Locate the string "title" in the listing below. Copy every line where it is found.

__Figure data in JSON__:
((

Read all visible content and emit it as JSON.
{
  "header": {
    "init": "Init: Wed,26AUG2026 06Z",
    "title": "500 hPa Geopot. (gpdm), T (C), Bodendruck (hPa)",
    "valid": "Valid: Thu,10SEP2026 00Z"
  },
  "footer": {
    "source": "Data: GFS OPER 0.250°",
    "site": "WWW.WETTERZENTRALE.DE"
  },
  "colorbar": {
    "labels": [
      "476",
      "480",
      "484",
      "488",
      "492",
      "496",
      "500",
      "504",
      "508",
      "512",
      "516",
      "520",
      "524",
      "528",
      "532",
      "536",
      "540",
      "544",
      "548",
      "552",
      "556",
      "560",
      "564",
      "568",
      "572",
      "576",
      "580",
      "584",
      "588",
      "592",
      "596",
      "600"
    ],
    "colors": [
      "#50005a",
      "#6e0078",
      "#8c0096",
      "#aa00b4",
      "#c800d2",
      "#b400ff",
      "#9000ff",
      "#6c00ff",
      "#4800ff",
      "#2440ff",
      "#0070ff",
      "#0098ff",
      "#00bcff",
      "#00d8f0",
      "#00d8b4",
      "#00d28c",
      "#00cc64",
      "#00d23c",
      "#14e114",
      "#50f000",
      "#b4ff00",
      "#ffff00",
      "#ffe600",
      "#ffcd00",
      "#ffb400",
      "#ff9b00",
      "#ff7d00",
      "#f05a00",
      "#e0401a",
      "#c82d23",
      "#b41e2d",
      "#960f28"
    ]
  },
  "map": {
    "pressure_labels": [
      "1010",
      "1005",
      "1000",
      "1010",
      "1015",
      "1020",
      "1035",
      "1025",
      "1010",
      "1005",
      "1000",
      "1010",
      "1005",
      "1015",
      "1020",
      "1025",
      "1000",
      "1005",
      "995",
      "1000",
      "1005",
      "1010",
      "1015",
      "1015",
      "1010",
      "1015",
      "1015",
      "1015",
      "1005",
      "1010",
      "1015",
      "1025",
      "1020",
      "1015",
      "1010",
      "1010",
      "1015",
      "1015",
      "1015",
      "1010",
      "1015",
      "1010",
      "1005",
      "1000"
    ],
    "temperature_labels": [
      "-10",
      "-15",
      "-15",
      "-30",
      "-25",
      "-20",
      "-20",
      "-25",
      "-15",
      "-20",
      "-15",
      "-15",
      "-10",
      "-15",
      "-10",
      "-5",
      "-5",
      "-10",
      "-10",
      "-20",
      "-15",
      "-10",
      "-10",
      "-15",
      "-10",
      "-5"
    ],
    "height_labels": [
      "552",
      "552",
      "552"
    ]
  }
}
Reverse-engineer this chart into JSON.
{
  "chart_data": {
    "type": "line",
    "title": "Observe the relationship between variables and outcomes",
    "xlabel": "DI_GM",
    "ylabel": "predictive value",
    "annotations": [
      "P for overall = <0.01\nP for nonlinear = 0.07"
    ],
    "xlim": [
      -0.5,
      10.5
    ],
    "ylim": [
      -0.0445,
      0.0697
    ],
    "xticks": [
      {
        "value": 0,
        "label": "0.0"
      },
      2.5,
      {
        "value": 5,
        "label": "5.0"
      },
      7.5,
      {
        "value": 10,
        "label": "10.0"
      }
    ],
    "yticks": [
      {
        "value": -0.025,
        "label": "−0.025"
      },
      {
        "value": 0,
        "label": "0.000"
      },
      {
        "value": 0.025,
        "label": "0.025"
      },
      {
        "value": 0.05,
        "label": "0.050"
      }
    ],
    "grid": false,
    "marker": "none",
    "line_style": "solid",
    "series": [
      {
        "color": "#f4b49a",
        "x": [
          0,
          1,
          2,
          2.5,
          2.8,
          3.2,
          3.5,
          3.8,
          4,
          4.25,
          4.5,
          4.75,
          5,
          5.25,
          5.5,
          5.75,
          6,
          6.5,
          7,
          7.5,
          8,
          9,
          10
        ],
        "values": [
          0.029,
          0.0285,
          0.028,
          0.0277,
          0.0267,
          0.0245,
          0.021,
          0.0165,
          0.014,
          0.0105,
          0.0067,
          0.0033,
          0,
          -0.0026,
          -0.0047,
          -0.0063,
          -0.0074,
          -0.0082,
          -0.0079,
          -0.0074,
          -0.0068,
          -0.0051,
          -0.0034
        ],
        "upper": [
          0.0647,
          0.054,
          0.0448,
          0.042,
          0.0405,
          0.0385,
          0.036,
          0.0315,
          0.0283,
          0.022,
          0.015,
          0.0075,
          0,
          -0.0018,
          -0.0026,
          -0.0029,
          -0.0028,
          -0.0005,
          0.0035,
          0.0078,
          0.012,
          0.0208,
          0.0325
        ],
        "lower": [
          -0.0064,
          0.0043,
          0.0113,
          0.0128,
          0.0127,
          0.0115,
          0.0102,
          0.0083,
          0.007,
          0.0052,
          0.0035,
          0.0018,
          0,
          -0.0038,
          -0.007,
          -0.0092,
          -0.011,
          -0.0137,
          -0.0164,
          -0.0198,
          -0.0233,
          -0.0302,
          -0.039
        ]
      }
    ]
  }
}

))

__Final result__:
    "title": "500 hPa Geopot. (gpdm), T (C), Bodendruck (hPa)",
    "title": "Observe the relationship between variables and outcomes",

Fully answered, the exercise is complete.